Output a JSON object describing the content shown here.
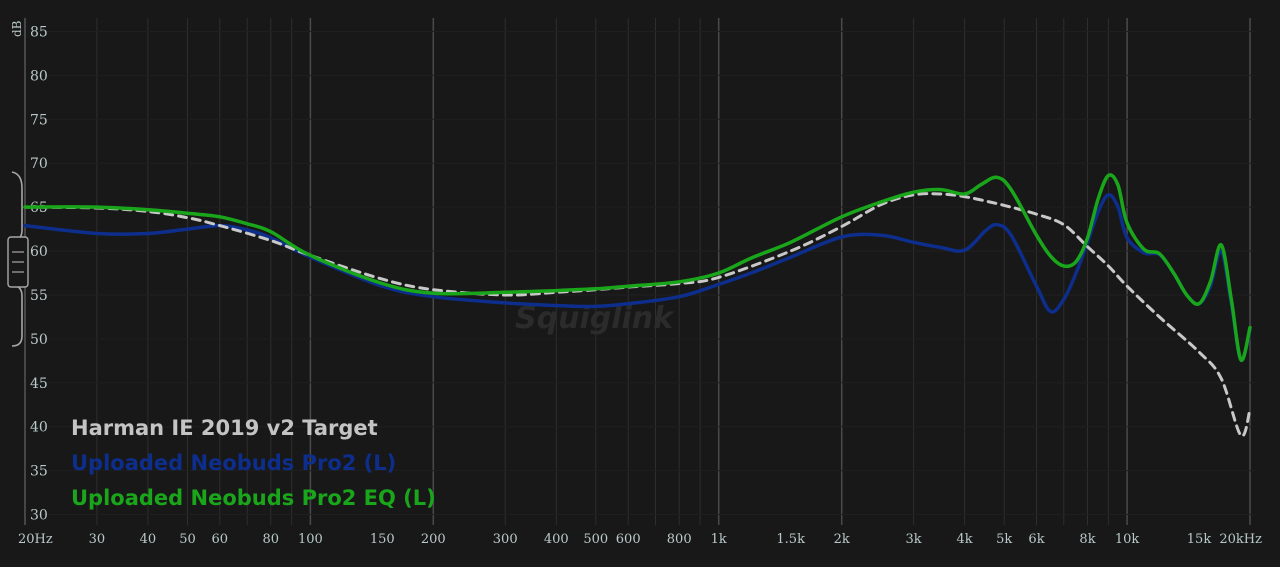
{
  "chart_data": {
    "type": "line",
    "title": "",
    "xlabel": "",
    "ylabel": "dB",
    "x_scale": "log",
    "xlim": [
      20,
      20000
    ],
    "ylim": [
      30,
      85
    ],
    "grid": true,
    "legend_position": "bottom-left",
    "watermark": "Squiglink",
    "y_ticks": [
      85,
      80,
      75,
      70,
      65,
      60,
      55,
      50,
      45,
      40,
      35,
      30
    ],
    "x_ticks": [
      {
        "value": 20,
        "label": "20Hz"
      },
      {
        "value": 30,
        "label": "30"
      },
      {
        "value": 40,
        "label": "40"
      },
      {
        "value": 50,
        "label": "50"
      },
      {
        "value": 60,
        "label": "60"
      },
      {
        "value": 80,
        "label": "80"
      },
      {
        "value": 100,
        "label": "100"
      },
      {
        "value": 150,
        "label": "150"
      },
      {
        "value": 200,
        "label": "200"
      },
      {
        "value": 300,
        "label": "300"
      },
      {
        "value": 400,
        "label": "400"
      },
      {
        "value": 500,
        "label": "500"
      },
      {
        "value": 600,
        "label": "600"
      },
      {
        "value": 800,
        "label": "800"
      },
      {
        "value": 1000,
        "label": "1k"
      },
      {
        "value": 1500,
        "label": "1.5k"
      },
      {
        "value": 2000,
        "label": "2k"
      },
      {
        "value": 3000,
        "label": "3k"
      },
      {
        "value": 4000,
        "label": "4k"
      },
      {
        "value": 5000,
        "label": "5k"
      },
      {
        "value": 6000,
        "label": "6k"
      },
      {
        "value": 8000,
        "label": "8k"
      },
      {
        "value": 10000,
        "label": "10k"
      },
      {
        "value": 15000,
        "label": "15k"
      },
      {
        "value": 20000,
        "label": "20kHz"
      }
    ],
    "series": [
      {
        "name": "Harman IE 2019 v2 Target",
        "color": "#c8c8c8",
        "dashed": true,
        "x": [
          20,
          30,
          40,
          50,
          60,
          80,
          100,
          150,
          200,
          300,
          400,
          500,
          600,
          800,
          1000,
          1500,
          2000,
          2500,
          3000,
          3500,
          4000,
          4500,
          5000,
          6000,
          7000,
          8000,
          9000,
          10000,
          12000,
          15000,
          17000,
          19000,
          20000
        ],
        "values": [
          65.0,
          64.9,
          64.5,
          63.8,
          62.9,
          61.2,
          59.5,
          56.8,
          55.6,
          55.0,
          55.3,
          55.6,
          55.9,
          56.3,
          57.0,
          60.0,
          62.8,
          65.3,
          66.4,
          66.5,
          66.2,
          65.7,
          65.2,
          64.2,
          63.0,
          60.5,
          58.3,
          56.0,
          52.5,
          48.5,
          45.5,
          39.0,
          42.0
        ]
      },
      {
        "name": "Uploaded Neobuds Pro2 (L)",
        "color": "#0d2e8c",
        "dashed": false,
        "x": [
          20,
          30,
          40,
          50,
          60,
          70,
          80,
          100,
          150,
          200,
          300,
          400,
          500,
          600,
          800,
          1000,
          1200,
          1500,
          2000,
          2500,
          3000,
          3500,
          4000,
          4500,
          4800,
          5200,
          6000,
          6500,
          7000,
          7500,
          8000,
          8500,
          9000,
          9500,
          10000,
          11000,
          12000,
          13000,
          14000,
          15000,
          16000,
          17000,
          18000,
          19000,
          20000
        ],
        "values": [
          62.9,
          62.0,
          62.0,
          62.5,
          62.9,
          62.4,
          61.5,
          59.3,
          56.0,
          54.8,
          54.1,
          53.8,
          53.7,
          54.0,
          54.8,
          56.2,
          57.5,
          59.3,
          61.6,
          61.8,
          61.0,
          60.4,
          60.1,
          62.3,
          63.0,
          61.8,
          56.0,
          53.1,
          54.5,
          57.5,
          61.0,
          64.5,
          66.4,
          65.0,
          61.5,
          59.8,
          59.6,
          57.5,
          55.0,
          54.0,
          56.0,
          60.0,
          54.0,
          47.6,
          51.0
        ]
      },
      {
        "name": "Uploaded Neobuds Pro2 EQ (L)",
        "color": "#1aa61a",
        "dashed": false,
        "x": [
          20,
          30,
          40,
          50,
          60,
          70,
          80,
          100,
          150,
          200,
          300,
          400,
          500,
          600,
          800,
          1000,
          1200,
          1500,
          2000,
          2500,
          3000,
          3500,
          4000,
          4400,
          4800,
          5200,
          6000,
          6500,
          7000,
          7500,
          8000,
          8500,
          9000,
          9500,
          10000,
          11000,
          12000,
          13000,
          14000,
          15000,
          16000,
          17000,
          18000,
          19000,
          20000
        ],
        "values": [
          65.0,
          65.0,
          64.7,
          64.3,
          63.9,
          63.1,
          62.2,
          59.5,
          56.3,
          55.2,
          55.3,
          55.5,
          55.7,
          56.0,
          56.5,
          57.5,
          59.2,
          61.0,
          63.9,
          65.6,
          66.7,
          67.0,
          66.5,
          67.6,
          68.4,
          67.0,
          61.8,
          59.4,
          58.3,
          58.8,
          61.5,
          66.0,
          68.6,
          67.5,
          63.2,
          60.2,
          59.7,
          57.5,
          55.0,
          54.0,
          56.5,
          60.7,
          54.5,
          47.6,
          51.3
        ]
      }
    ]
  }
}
----------------------------------------
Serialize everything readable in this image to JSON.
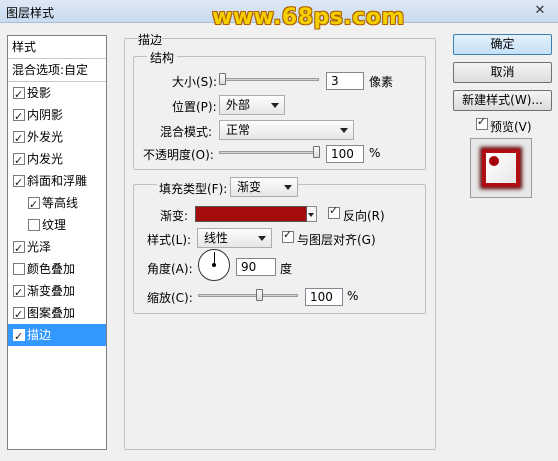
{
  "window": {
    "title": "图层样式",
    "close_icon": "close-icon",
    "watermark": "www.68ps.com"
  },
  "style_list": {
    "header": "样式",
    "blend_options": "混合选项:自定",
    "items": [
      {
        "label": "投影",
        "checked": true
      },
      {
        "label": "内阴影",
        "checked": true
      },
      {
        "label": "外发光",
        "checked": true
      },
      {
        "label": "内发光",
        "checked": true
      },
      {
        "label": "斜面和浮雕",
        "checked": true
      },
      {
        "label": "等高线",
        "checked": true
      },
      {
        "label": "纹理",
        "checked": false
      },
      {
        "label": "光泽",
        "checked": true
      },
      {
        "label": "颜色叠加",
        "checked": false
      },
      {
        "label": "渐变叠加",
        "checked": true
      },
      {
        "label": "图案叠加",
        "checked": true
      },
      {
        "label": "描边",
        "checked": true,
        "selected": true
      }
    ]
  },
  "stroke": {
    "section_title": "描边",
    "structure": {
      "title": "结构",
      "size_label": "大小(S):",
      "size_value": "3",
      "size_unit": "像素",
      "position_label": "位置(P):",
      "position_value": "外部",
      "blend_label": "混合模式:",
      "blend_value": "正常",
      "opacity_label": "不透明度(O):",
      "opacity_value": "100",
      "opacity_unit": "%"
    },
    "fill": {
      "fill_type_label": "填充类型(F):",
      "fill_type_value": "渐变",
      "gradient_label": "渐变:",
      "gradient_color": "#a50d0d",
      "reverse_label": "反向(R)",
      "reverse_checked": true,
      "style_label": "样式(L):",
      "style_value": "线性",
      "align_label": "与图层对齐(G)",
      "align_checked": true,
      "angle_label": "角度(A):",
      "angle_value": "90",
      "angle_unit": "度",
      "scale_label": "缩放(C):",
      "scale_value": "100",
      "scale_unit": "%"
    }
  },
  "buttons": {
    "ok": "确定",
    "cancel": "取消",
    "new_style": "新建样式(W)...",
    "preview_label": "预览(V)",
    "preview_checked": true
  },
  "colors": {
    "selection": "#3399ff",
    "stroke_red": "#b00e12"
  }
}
----------------------------------------
**EXERCISE BRIEF:**
Find how many lines in the material hold the word "JSON" and state that number alone.

**EXERCISE ANSWER:**
2